* [Reading text]:
····················

Not remembering
everything you need to?
Learn how to beat the
forgetting curve.
October 2022 | The Learning and Wellbeing Team

Every student’s been there. You had it memorized the night before, and you were ready for the test. But now you can’t seem to remember what you thought you knew last night. You are starting to forget. Not only are you starting to forget, but you know you are forgetting, and the panic is starting to set in. Worry, anxiety and stress can explain some of that difficulty recalling what you thought you knew. But the main reason you are forgetting is best explained by the forgetting curve

In the late 1880s, a German psychologist discovered the forgetting curve, which describes the rate at which information is forgotten. This curve, depicted in the figure below, shows that after just 20 minutes up to 42% of information can be forgotten and that after just one day only 33% of the information you were learning will remain. After two days, more than 70% will be gone.

····················

* [What to do]: According to the article on the forgetting curve, what share of the information being learned remains after one day?

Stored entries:
····················

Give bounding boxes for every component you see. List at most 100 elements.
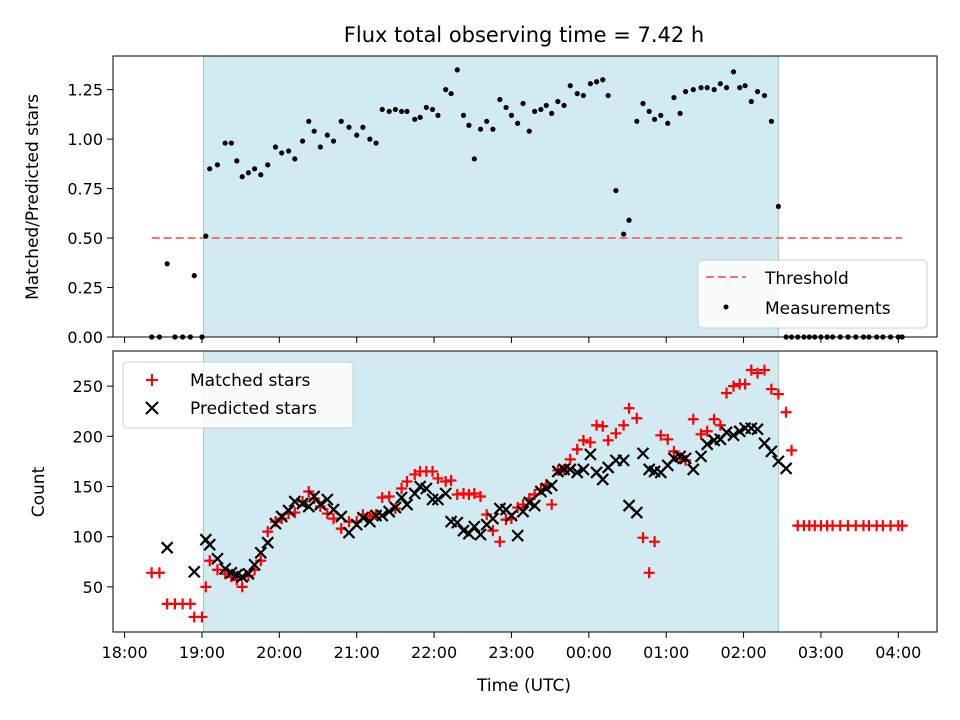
measurement-point xyxy=(711,87,717,93)
predicted-star-point xyxy=(545,479,558,492)
measurement-point xyxy=(626,217,632,223)
measurement-point xyxy=(454,67,460,73)
matched-star-point xyxy=(721,387,733,399)
bottom-xtick-label: 02:00 xyxy=(721,643,767,662)
matched-star-point xyxy=(758,364,770,376)
measurements-legend-label: Measurements xyxy=(765,299,891,319)
predicted-star-point xyxy=(474,528,487,541)
predicted-legend-swatch xyxy=(145,401,159,415)
predicted-star-point xyxy=(700,438,714,451)
predicted-star-point xyxy=(296,497,309,510)
matched-star-point xyxy=(728,380,740,392)
measurement-point xyxy=(435,112,441,118)
predicted-star-point xyxy=(451,516,464,529)
predicted-star-point xyxy=(160,541,174,554)
predicted-star-point xyxy=(439,487,452,500)
bottom-xtick-label: 03:00 xyxy=(798,643,844,662)
matched-star-point xyxy=(184,598,196,610)
top-panel: 0.00 0.25 0.50 0.75 1.00 1.25 Matched/Predict… xyxy=(23,55,938,347)
matched-star-point xyxy=(427,465,439,477)
matched-star-point xyxy=(643,567,655,579)
predicted-star-point xyxy=(261,536,275,549)
matched-star-point xyxy=(383,491,395,503)
bottom-xtick-label: 00:00 xyxy=(566,643,612,662)
matched-star-point xyxy=(780,406,792,418)
bottom-legend: Matched stars Predicted stars xyxy=(122,361,354,429)
predicted-star-point xyxy=(408,487,422,500)
bottom-xtick-label: 18:00 xyxy=(102,643,148,662)
predicted-star-point xyxy=(679,452,692,465)
predicted-star-point xyxy=(389,501,402,514)
threshold-legend-label: Threshold xyxy=(764,269,849,289)
top-axes-frame xyxy=(112,55,938,338)
bottom-xtick-label: 23:00 xyxy=(488,643,534,662)
measurement-point xyxy=(251,166,258,172)
bottom-xtick-label: 04:00 xyxy=(875,643,921,662)
measurement-point xyxy=(515,120,521,126)
matched-star-point xyxy=(432,472,444,484)
measurement-point xyxy=(768,118,775,124)
measurement-point xyxy=(605,92,611,99)
predicted-star-point xyxy=(636,447,650,460)
measurement-point xyxy=(234,158,240,164)
predicted-star-point xyxy=(462,527,476,540)
measurement-point xyxy=(392,106,399,113)
measurement-point xyxy=(379,106,385,113)
measurement-point xyxy=(646,108,652,115)
predicted-star-point xyxy=(307,490,321,503)
matched-star-point xyxy=(236,581,248,593)
measurement-point xyxy=(191,273,197,279)
predicted-star-point xyxy=(511,529,524,542)
predicted-star-point xyxy=(694,450,708,463)
predicted-star-point xyxy=(779,462,793,475)
measurement-point xyxy=(613,187,619,194)
measurement-point xyxy=(640,100,646,107)
matched-legend-swatch xyxy=(146,374,158,386)
matched-star-point xyxy=(211,564,223,576)
measurement-point xyxy=(306,118,312,124)
measurement-point xyxy=(497,96,503,103)
measurement-point xyxy=(748,98,754,105)
matched-star-point xyxy=(487,525,499,537)
matched-star-point xyxy=(196,611,208,623)
top-legend-box xyxy=(697,259,928,329)
measurement-point xyxy=(621,231,627,237)
predicted-star-point xyxy=(375,509,389,522)
matched-star-point xyxy=(772,388,784,400)
measurement-point xyxy=(503,104,509,111)
measurement-point xyxy=(239,174,245,180)
measurement-point xyxy=(651,116,658,122)
figure-title: Flux total observing time = 7.42 h xyxy=(344,23,704,47)
matched-star-point xyxy=(752,367,763,379)
matched-star-point xyxy=(618,419,630,431)
top-ytick-label: 1.25 xyxy=(67,81,103,100)
measurement-point xyxy=(346,124,352,130)
measurement-point xyxy=(682,89,689,95)
predicted-star-point xyxy=(727,429,740,442)
predicted-star-point xyxy=(334,510,348,523)
matched-star-point xyxy=(494,536,506,548)
bottom-xtick-label: 22:00 xyxy=(411,643,457,662)
matched-star-point xyxy=(602,434,614,446)
measurement-point xyxy=(484,118,490,124)
matched-star-point xyxy=(714,419,726,431)
matched-star-point xyxy=(328,513,340,525)
matched-star-point xyxy=(396,482,408,494)
predicted-star-point xyxy=(282,504,295,517)
matched-star-point xyxy=(655,429,667,441)
matched-legend-label: Matched stars xyxy=(190,371,310,391)
measurement-point xyxy=(677,110,683,116)
predicted-star-point xyxy=(400,498,414,511)
predicted-star-point xyxy=(254,546,268,559)
measurement-point xyxy=(730,69,737,75)
measurement-point xyxy=(367,136,373,142)
predicted-star-point xyxy=(356,511,370,524)
bottom-axes-frame xyxy=(112,350,938,633)
predicted-star-point xyxy=(584,448,597,461)
measurements-legend-swatch xyxy=(723,304,729,310)
measurement-point xyxy=(258,172,264,178)
measurement-point xyxy=(698,85,704,91)
predicted-star-point xyxy=(505,509,518,522)
measurement-point xyxy=(567,83,573,89)
matched-star-point xyxy=(584,436,596,448)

····················

* [Response to this task]: Only 33% of the information remains after one day.